▸ **Work instructions**:
a: In the forum post on US/France taxes, on what date did the couple move to France?
b: Copy the US/France tax post from "We are both volunteers" to "actress in France.", replacing "Social Security" with "state pension" wherever it occurs.

# US/France Tax Questions



## adavidt (Jan 19, 2014)

Greetings from David Taylor,

I am a US Citizen - 77 years old
Wife US and French Citizen - 73 years old

We moved to France Oct 9th, 2013. Plan to live here for our remaining years. We are both retired.

We are both volunteers in the abatement of Human Trafficking for the United States. 

I have applied for and will receive my Carte d'Sejour by the 17th, of Feb.

Here is our Financial Situation:

We receive income from the US from the following sources: Social Security, IRA/ Investments, Rental Income from property that we own in the US, and a small amount of interest we receive from Bank Accounts.

My wife receives French income her Retirement, and her Social Security. We also understand that she will, in the future, be receiving some Royalty payments from her time as an actress in France.

We have used a CPA in the US for over the past 25+ years. 

The tax situation seems to be very complicated - can you give use some help and guidelines?

▸ **Data extract**:
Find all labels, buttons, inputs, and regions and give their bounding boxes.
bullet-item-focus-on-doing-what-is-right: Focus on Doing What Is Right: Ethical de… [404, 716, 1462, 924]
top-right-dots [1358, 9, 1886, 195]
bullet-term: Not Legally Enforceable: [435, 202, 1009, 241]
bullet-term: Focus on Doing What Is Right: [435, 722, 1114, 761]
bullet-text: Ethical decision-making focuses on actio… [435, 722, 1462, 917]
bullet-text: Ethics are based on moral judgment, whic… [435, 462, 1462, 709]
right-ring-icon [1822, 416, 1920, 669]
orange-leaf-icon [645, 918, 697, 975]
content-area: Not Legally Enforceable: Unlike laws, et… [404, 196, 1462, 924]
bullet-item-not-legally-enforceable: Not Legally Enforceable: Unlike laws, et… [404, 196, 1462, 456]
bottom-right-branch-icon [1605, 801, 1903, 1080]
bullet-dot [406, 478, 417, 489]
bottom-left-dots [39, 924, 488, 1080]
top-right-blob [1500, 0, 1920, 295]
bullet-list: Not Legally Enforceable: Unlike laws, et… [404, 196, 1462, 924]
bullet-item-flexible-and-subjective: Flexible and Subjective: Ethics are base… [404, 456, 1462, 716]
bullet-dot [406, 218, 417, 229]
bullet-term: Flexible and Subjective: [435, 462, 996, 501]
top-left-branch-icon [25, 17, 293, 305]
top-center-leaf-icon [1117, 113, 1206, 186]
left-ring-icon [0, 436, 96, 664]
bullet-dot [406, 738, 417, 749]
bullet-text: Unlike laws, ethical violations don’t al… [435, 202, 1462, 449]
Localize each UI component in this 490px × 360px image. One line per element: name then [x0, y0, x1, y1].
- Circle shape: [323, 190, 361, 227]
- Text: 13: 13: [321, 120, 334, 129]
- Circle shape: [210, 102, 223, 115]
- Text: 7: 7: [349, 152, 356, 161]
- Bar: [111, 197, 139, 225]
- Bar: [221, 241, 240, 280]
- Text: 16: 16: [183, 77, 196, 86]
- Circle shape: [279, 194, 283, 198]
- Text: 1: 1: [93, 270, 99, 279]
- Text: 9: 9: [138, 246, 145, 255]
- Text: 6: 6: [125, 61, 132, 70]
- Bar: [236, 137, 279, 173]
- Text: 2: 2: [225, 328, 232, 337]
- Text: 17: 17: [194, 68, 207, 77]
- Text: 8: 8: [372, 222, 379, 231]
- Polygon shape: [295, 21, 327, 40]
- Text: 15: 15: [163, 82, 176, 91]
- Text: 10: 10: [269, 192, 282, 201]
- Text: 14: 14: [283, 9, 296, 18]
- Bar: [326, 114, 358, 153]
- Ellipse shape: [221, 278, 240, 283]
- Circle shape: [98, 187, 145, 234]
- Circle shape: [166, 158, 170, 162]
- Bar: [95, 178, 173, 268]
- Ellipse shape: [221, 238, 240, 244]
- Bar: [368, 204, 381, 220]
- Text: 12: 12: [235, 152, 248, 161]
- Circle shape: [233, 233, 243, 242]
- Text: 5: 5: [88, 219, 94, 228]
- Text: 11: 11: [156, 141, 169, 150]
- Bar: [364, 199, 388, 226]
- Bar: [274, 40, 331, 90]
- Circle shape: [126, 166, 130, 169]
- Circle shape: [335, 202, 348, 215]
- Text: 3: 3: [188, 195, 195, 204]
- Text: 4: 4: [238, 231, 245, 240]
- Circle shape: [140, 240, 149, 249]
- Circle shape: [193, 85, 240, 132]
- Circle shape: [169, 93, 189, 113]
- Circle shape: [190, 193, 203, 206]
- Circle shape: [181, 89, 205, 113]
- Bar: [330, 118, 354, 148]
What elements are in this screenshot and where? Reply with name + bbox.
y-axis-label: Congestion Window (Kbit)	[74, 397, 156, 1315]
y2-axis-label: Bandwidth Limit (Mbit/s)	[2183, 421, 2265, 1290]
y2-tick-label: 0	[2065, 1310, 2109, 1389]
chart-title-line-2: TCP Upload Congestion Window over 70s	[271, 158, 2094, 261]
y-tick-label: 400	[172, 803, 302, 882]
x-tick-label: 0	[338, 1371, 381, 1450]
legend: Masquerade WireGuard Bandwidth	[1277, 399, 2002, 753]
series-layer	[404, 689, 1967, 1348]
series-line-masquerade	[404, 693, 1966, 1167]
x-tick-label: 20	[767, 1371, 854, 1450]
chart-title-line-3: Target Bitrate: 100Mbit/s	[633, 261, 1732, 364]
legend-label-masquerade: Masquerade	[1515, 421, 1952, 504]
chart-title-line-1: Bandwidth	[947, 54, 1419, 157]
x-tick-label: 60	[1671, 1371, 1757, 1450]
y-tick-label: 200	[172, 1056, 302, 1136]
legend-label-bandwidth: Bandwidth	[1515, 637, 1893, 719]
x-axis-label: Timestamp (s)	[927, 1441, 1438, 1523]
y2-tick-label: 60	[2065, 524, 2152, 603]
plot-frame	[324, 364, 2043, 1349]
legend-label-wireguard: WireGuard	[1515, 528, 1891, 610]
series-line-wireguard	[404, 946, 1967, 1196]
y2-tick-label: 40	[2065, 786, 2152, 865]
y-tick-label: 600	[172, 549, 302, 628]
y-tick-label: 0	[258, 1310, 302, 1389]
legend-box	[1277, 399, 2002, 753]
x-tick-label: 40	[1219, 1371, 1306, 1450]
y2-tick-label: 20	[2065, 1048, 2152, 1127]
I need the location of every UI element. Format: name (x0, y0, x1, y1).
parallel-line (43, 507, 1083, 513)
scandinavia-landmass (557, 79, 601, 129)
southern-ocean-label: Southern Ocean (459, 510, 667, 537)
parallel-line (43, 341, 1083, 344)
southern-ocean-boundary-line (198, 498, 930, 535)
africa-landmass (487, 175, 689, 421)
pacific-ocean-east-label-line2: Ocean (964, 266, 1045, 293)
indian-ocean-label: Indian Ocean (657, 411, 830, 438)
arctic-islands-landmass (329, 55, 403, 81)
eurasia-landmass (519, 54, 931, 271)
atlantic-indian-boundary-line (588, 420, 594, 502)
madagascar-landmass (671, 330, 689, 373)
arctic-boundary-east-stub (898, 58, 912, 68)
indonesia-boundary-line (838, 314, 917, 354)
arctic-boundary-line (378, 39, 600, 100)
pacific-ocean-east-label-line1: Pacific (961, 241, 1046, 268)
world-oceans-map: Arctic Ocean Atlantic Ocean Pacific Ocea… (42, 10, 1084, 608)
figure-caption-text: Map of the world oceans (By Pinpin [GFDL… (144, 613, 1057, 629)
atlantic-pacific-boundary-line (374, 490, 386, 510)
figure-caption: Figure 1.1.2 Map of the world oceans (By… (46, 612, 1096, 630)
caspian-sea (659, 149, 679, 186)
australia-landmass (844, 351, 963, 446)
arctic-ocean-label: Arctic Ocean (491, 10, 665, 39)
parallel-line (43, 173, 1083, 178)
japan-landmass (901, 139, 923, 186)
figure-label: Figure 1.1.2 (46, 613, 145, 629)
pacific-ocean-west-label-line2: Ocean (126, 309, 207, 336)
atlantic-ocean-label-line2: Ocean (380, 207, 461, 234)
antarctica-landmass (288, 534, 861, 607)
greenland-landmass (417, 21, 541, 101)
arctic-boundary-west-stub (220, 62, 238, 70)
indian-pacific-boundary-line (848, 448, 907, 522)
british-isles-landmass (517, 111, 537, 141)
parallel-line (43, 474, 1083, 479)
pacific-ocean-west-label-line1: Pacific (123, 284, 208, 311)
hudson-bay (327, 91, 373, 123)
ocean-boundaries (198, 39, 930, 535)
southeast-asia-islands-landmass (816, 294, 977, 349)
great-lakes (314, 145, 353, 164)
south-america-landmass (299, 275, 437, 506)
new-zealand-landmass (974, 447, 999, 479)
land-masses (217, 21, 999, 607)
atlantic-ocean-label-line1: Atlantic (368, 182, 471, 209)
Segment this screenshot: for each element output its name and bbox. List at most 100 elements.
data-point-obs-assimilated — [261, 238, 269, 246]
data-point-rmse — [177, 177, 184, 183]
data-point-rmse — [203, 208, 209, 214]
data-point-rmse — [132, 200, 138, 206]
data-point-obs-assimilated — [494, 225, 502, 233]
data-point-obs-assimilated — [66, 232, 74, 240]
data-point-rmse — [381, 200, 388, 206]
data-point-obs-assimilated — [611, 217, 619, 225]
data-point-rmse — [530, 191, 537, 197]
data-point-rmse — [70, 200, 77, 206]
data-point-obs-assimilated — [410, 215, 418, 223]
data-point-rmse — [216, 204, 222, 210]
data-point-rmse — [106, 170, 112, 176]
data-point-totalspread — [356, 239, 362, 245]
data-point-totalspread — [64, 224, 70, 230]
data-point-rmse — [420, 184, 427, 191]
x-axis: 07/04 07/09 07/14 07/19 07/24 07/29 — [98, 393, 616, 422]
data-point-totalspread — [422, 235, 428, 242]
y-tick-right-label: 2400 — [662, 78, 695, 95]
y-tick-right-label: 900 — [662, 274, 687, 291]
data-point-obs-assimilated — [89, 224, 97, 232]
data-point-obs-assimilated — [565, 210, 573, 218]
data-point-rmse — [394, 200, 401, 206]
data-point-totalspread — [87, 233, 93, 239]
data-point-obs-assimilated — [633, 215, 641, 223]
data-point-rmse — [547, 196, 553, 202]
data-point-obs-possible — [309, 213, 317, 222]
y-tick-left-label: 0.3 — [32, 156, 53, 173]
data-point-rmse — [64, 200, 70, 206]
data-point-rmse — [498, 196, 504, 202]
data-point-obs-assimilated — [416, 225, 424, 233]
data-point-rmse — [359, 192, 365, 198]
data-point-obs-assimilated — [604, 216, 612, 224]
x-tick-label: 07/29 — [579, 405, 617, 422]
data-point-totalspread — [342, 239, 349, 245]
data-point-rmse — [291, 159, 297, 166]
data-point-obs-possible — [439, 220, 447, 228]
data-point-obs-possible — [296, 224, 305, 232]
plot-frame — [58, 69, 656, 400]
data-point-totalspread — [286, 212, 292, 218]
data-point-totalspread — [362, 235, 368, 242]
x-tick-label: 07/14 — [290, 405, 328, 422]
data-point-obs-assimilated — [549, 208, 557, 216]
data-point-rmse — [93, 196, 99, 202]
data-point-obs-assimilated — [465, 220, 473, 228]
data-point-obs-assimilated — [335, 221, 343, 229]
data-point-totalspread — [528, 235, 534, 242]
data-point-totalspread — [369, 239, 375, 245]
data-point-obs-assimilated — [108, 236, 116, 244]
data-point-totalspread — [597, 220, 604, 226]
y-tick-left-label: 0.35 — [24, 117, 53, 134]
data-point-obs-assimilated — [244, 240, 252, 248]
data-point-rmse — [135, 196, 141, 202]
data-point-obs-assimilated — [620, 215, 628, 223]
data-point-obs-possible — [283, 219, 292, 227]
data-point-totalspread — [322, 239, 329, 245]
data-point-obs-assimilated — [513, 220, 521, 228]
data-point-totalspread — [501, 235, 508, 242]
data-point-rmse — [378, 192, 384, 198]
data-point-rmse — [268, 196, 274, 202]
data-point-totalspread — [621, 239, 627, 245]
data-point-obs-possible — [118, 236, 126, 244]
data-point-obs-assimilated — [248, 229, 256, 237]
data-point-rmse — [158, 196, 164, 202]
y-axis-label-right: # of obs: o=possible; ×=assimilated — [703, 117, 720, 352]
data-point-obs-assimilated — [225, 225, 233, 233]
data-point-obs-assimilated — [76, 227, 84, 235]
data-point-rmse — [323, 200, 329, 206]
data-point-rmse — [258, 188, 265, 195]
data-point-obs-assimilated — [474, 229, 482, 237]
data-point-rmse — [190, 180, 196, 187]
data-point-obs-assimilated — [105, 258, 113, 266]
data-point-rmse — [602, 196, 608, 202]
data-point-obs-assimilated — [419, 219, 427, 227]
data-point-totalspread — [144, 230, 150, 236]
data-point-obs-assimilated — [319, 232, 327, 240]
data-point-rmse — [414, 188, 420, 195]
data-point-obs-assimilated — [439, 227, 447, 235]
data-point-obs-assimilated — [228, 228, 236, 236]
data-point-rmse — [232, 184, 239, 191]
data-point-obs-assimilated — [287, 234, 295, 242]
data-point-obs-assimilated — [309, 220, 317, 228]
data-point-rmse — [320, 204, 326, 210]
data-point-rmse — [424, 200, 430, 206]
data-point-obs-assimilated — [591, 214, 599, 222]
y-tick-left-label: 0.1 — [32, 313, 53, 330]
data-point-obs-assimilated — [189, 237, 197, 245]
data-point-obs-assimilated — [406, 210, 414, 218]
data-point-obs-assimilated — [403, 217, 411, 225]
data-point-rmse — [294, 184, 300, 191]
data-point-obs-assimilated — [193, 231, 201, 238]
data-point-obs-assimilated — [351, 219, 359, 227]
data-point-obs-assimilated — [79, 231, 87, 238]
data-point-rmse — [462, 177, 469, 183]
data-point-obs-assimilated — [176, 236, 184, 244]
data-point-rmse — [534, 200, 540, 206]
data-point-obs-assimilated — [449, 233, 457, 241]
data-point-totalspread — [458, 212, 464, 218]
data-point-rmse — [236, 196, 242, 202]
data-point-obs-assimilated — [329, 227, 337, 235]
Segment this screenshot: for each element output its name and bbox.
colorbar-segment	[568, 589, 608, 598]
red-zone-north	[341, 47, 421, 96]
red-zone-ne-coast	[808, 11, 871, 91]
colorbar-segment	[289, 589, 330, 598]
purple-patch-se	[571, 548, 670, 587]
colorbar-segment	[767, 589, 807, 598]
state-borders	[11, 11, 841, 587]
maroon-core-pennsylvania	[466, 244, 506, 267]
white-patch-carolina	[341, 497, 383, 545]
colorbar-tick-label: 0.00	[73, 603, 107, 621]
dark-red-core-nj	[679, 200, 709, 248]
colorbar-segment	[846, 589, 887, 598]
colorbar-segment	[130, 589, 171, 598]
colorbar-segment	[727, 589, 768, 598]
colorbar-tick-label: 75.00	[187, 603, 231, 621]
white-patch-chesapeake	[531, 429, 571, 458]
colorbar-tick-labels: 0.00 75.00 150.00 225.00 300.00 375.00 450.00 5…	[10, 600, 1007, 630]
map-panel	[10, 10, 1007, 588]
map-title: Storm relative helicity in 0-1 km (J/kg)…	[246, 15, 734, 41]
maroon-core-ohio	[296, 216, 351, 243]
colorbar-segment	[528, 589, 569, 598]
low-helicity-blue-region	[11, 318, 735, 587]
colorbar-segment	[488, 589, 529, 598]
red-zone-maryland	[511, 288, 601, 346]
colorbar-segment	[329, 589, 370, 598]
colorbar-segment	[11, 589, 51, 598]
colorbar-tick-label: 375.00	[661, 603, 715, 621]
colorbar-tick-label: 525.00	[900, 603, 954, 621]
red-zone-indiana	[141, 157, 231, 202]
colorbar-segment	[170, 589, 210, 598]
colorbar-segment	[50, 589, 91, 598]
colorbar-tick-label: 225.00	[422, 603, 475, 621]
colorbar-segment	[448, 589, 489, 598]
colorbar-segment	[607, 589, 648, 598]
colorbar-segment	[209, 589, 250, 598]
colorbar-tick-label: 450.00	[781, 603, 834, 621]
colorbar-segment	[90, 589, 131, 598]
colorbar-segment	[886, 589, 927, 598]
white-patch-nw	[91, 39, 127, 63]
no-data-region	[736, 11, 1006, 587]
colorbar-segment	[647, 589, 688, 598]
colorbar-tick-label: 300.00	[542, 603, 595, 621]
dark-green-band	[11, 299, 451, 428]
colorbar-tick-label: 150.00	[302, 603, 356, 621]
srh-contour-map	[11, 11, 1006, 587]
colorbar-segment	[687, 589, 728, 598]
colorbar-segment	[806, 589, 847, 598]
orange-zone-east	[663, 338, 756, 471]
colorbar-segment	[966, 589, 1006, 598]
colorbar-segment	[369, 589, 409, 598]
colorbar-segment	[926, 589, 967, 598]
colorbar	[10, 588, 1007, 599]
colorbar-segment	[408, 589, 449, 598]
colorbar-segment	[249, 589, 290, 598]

▸ **Answers to the tasks**:
a: October 9, 2013.

b:
We are both volunteers in the abatement of Human Trafficking for the United States. 

I have applied for and will receive my Carte d'Sejour by the 17th, of Feb.

Here is our Financial Situation:

We receive income from the US from the following sources: state pension, IRA/ Investments, Rental Income from property that we own in the US, and a small amount of interest we receive from Bank Accounts.

My wife receives French income her Retirement, and her state pension. We also understand that she will, in the future, be receiving some Royalty payments from her time as an actress in France.